__DIRECTIVE__:
From the listing below, extract every line in which the word "screenshot" appears.

__LISTING__:
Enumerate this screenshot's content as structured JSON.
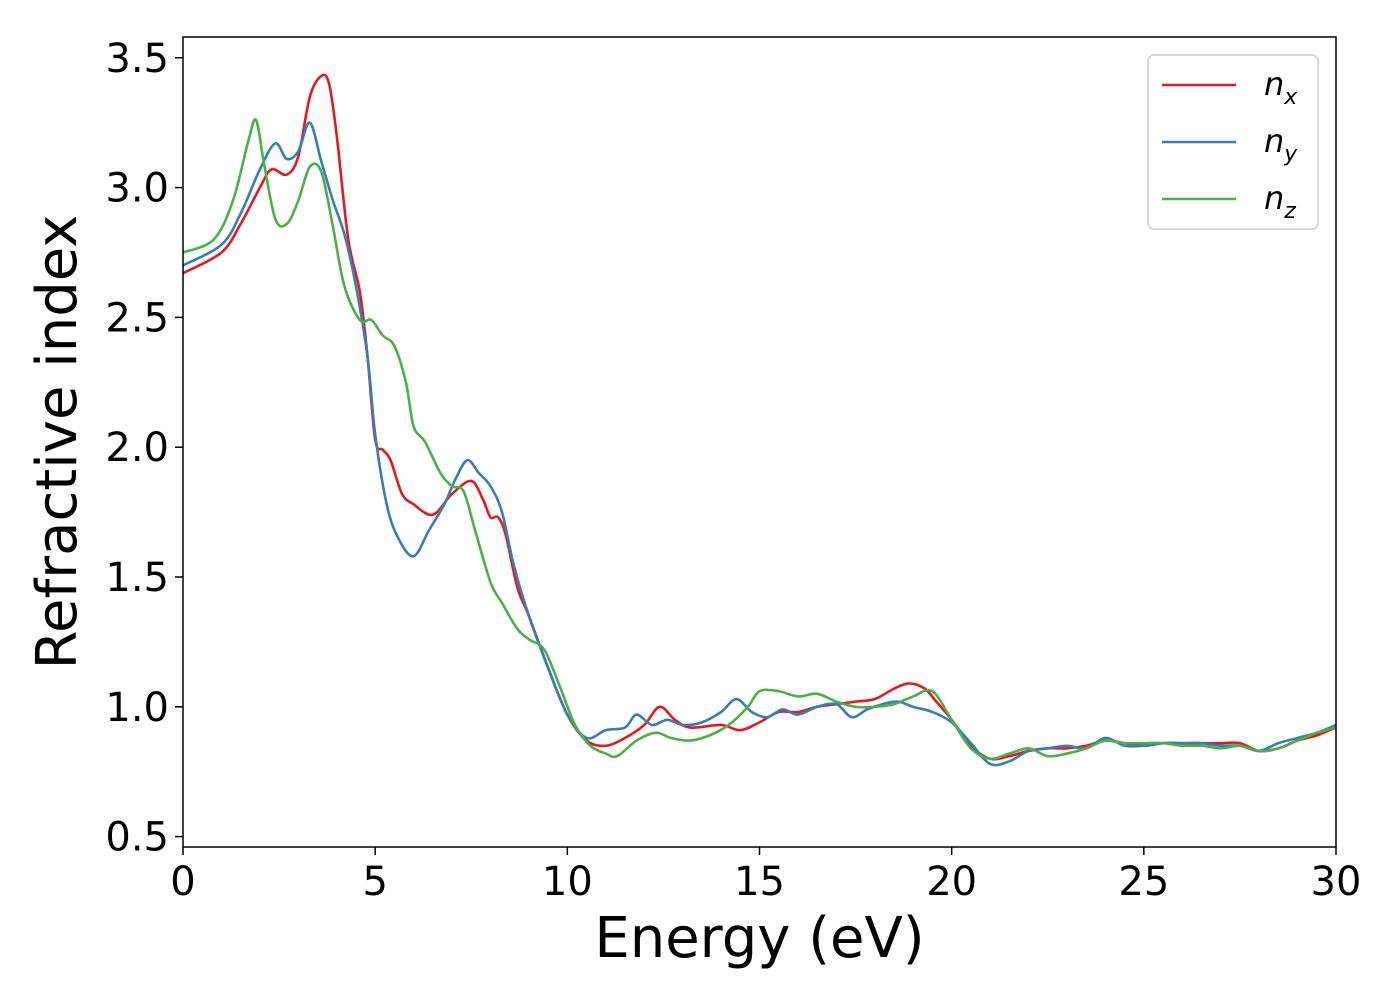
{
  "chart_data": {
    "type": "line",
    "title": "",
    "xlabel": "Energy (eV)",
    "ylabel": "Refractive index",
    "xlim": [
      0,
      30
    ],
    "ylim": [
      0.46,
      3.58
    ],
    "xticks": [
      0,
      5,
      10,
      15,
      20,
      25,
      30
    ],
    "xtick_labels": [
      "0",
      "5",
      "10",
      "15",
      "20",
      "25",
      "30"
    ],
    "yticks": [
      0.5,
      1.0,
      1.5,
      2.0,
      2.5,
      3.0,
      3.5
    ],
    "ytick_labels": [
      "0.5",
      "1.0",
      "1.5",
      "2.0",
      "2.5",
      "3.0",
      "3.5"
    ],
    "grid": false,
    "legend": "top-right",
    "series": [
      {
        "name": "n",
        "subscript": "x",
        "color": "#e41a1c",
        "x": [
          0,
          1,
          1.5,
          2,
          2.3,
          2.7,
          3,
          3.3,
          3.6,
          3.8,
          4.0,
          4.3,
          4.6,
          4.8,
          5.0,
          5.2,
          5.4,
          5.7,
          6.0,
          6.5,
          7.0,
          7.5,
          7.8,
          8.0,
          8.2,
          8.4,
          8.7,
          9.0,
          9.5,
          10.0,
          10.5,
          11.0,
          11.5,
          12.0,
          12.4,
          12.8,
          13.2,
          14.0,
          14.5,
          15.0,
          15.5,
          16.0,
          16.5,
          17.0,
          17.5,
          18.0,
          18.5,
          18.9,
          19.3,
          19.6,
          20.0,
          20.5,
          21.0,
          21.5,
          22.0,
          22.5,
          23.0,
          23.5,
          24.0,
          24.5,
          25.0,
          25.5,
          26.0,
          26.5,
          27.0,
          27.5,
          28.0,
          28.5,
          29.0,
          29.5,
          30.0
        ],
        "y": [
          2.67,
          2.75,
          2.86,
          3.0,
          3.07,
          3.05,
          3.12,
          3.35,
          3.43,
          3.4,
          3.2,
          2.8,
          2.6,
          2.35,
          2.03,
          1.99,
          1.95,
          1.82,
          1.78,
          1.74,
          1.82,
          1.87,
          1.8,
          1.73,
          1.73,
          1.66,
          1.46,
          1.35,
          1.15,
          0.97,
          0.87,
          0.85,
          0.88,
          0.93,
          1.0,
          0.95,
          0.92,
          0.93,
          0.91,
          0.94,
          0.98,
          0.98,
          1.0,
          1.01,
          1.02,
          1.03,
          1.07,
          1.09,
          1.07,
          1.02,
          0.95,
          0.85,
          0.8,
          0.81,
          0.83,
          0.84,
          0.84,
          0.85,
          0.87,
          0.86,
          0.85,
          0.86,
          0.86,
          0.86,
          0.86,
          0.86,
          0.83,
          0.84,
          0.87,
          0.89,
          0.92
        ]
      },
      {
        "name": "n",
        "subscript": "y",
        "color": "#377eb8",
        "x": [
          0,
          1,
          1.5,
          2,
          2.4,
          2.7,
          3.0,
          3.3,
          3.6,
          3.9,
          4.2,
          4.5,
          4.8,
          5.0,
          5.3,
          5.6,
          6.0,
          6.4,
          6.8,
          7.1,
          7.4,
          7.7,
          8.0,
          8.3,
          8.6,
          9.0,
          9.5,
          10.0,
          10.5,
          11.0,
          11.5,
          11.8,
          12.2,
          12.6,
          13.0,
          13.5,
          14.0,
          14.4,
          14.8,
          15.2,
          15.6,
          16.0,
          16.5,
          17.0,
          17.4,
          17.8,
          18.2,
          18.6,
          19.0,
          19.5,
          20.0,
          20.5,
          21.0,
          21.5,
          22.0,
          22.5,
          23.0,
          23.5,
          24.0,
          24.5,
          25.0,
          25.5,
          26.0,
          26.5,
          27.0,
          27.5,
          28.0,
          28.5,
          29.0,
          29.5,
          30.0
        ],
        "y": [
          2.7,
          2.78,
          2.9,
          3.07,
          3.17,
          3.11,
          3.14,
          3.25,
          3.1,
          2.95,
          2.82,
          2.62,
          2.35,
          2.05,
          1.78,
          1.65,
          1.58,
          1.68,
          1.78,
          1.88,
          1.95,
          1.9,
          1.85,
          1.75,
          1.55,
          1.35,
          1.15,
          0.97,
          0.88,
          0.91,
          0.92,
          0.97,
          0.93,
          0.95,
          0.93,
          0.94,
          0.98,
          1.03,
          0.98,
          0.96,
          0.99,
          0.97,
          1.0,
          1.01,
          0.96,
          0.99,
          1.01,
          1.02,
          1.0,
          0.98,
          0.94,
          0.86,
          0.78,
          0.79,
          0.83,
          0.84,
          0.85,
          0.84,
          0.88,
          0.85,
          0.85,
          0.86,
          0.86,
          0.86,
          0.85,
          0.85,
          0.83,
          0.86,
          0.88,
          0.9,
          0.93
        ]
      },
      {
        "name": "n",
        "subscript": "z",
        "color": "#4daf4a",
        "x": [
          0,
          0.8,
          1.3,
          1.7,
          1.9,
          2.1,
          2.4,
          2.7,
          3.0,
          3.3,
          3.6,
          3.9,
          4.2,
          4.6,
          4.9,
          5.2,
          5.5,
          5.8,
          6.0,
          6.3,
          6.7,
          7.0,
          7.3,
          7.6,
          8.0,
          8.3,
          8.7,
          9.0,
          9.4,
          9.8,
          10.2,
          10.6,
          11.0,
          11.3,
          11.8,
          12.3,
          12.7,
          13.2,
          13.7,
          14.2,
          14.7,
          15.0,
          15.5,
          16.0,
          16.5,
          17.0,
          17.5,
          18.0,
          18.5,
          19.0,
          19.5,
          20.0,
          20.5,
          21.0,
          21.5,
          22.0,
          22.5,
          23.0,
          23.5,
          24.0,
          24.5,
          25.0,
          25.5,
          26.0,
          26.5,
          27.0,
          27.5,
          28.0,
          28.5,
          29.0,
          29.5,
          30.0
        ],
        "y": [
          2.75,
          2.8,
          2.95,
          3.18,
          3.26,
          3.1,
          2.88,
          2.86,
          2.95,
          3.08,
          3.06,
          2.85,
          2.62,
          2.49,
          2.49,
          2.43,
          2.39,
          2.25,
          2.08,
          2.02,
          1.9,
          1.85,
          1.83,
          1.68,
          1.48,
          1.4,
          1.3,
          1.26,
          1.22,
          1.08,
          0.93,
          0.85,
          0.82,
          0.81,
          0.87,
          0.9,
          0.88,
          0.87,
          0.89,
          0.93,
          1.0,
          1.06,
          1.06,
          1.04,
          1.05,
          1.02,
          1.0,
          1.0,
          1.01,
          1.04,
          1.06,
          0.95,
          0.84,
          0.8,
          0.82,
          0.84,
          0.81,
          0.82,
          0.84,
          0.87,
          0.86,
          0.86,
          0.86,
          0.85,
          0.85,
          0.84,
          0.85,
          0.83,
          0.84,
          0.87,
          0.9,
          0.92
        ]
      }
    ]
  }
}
...
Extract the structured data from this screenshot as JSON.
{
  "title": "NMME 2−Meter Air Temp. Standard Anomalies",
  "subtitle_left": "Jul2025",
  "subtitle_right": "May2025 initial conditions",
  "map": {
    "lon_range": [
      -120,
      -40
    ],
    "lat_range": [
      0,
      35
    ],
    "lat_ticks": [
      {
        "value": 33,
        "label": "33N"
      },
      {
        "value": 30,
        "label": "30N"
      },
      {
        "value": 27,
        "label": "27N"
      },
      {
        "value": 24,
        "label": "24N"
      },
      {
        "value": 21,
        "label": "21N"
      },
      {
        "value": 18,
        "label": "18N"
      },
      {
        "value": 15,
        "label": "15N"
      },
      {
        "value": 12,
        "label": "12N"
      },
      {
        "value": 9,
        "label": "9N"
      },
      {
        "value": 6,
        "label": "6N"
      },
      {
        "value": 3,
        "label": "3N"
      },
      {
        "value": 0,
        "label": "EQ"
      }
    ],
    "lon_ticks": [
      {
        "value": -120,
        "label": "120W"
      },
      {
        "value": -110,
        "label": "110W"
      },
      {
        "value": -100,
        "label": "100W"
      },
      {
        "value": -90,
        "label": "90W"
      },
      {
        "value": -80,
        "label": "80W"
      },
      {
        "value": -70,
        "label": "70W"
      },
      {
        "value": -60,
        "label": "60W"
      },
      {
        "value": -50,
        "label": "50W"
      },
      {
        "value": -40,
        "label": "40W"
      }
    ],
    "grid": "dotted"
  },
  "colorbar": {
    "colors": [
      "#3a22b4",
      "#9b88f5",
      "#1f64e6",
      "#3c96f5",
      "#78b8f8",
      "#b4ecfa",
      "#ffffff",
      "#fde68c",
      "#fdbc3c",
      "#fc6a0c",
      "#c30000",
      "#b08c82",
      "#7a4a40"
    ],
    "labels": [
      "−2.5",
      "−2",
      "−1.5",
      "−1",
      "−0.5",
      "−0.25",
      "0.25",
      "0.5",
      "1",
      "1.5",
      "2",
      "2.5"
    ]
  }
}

__EXPECTED ANSWER__:
Enumerate this screenshot's content as structured JSON.
Extract the structured data from this screenshot as JSON.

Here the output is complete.